Copy each line below that includes "allele".

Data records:
####################
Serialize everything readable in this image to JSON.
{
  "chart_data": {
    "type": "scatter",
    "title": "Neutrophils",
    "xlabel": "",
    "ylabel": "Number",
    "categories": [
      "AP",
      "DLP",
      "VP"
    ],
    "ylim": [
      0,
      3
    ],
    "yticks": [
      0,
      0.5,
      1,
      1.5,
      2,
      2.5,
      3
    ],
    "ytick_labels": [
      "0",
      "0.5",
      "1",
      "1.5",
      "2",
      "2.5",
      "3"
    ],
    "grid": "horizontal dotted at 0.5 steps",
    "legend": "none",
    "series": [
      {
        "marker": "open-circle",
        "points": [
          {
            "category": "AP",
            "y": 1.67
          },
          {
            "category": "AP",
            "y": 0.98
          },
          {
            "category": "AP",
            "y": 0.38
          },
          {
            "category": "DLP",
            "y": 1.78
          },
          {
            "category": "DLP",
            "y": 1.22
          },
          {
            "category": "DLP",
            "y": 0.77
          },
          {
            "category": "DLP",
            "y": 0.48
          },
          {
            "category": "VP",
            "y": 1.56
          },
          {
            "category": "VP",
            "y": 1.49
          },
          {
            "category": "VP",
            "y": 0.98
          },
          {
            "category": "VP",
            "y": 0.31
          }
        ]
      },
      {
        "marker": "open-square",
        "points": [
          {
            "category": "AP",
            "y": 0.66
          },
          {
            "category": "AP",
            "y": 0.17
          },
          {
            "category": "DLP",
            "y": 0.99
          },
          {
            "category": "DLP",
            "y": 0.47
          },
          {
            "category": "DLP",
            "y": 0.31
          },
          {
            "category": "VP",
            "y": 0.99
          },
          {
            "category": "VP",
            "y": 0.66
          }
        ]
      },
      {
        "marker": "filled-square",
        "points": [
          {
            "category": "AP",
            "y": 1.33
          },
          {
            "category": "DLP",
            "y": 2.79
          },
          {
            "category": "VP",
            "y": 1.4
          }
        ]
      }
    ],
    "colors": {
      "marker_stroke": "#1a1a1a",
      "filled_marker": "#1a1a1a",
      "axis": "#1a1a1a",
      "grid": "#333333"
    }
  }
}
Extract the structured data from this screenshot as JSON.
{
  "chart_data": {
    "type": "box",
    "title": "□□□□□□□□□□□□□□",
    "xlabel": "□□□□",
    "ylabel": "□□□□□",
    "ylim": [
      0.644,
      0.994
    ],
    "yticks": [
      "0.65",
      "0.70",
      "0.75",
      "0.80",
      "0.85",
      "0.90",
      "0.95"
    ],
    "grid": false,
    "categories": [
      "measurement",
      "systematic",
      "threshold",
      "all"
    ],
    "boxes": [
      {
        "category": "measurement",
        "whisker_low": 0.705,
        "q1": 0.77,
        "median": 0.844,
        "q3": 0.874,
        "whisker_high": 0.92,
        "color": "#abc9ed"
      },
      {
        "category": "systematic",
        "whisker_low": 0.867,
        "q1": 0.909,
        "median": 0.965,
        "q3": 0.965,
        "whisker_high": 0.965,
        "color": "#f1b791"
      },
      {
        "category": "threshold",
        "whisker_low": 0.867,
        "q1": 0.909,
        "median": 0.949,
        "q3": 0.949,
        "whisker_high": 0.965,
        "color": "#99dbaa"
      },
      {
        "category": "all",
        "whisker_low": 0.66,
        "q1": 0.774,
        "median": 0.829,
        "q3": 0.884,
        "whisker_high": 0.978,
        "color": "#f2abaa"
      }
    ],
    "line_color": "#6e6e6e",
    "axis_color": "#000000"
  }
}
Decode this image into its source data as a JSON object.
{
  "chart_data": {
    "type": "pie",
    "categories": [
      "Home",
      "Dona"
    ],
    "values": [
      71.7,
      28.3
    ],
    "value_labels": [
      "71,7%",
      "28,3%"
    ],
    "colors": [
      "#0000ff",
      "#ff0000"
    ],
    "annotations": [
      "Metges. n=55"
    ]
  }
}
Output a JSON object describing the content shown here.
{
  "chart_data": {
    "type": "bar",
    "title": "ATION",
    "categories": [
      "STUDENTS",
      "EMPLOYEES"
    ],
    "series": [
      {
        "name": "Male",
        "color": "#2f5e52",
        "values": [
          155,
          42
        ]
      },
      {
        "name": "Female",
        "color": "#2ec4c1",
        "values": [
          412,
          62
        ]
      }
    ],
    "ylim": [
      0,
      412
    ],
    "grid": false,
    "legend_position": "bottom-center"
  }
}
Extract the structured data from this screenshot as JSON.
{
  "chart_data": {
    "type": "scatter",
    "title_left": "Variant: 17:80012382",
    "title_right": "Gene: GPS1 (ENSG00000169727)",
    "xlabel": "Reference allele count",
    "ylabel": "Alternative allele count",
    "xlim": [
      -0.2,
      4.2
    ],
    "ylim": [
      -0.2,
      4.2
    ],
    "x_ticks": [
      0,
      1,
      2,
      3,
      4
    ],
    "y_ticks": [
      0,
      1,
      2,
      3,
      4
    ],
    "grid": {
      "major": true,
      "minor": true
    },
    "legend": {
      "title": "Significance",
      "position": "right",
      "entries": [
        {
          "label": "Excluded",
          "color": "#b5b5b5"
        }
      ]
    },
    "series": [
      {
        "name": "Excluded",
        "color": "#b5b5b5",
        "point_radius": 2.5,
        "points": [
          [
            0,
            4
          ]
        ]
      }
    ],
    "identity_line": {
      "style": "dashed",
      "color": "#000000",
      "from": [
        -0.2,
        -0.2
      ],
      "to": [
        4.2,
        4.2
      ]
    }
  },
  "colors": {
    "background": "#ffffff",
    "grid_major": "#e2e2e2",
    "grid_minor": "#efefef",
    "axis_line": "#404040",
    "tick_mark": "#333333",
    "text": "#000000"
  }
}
####################
ANSWER TO THIS EXERCISE:
    "xlabel": "Reference allele count",
    "ylabel": "Alternative allele count",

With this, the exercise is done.